• _USING THE INFORMATION_
A. In the article on the Biden economic agenda, turn the paragraph beginning "In a Wednesday speech in Pittsburgh" into a short list that keeps its main facts.
B. Write the next few paragraphs of the article on the Biden economic agenda, starting after its last paragraph.

• _SOURCE DOCUMENT_
=== Begin Enclosure ===
The Biden agenda rests on the notion those laws have evolved. “There appear to have been a broad-based set of structural changes that have had a very significant effect on how the economy works,” Treasury Secretary Janet Yellen said. “There are a lot of ways in which I think our understanding of the economy has shifted.”
She cited persistently low interest rates and low inflation, defying many conventional forecasts, as reasons to feel more relaxed than before about federal borrowing and low unemployment rates. Ms. Yellen says there’s little sign inflation is in danger of escalating, and is confident that if it does, the Federal Reserve has the tools to contain it.
The administration’s policies are rooted in economic research focused on perceived free-market flaws, much of it conducted and funded by young, left-leaning economists and activists now scattered throughout the administration. Much of the Biden economic agenda is built around the conclusion that climate change in particular is a private-sector breakdown requiring extensive government intervention.
Before joining the Biden Council of Economic Advisers, Heather Boushey ran the Washington Center for Equitable Growth, a think tank devoted to persuading economists and policy makers to take action reducing income inequality. To her and many of her colleagues, the pandemic validates their studies on market failures.
“We’ve talked about inequality—it seems like an abstract concept, but in 2020, this notion of the K-shaped economy became so real,” Ms. Boushey said. She was referring to a recovery where the fortunes of upper-income families—able to keep their jobs, work from home and enjoy gains in their stock portfolios—rose like the letter’s upward-sloping part, while lower-income families were unable to keep jobs in hard-hit service industries such as restaurants.
Plans for selling the administration proposals lean heavily on fears of losing out to China’s model of state-driven capitalism, a concern that resonates across the political spectrum. “China is out-investing us by a long shot, because their plan is to own that future,” Mr. Biden said recently in previewing his program.
In a Wednesday speech in Pittsburgh, the president is preparing to unveil the first part of an economic proposal that would cost $3 trillion or more over 10 years and might be split into multiple pieces of legislation, with more coming in April. The first measure will focus on infrastructure, climate change, domestic manufacturing and research and development. Mr. Biden will find ways to pay for the full cost of the first measure, the White House has said. The second measure will center on child care, healthcare and education.
‘There are a lot of ways in which I think our understanding of the economy has shifted,’ said Treasury Secretary Janet Yellen.
PHOTO: DREW ANGERER/GETTY IMAGES
The multipart package would include higher taxes on corporations, upper-income households and investors. It will call for huge investments in infrastructure and climate programs and provide for universal prekindergarten and tuition-free community college, people familiar with the plan said.
Most Republicans are expected to oppose it, and the president’s advisers are already discussing options for continuing to move some of his proposals without GOP support, including through the process known as budget reconciliation.
=== End Enclosure ===
• _INFORMATION GIVEN_
=== Begin Enclosure ===
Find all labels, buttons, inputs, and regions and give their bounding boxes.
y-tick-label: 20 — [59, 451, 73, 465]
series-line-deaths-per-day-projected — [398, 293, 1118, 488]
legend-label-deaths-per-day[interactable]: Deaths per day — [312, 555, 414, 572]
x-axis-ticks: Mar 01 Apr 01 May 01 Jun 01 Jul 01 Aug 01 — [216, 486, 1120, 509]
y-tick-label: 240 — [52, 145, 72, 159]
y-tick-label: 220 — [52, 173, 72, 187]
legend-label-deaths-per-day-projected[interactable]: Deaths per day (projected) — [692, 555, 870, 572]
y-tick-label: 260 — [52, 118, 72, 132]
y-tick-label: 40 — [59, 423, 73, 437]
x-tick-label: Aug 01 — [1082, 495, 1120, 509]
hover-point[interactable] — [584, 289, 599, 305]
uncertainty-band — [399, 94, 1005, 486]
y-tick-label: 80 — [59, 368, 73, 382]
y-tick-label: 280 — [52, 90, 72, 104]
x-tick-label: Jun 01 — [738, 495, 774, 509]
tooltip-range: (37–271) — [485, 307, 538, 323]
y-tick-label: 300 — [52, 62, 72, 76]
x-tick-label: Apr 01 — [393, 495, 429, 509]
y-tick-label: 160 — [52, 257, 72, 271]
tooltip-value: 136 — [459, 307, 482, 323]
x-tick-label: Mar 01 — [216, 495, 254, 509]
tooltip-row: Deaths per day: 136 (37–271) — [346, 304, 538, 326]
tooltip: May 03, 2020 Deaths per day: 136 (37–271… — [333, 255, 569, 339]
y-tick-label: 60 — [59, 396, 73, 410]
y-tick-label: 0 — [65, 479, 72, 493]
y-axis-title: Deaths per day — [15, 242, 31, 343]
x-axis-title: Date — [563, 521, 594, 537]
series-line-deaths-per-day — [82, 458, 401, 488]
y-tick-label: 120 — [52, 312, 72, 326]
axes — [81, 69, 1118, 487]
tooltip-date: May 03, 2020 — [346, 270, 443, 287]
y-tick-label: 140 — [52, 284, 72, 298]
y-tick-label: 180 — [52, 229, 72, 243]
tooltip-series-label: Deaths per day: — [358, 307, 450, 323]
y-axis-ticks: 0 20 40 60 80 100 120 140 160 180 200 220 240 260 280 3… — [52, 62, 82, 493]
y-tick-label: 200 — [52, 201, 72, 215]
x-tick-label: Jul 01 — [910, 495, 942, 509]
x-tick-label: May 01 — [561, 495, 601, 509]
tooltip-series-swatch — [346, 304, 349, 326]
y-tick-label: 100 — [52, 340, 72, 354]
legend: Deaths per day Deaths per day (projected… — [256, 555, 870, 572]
=== End Enclosure ===
• _RESPONSE LIST_
A.
- In a Wednesday speech in Pittsburgh, the president plans to unveil the first part of an economic proposal.
- The proposal would cost $3 trillion or more over 10 years and might be split into several bills, with more coming in April.
- The first measure covers infrastructure, climate change, domestic manufacturing, and research and development.
- The White House says Mr. Biden will find ways to pay for the first measure's full cost.
- The second measure will center on child care, healthcare and education.

B.
Mike Donilon, one of Mr. Biden’s closest advisers, acknowledged the challenges but argued the public supports action. “I don’t think the country is in much mood for relentless obstructionism,” he said.
Critics of big-government projects have long argued that bureaucrats are less skilled than market forces in allocating resources. “What they’re trying to do is re-establish government as a major positive force in the economy, and I believe government is a massive negative force” in it, said Stephen Moore, a former Trump economic adviser. “There really is a micromanagement of the economy from the left.”
Presidents of both parties, hesitant to micromanage, have long steered away from anything smacking of an industrial policy that attempts to bolster specific industries. Biden aides are more willing to target and support certain industries such as the health and high-tech sectors. “We are committed to using the levers of government to encourage more domestic production,” Mr. Deese said.
President Biden held notes on infrastructure while speaking during a news conference in the East Room of the White House on March 25.
PHOTO: OLIVER CONTRERAS/PRESS POOL
The president’s budget and regulatory proposals could disrupt major industries, boosting renewable-energy companies over fossil-fuel firms and expanding markets for emerging technologies. Business groups and Republicans warn that new regulations could stifle growth.
Mr. Biden’s stimulus bill added to federal debt that had already hit peacetime records under Mr. Trump. Mr. Biden has said his full agenda will ultimately be aimed at curbing government borrowing, through tax increases and savings in medical spending.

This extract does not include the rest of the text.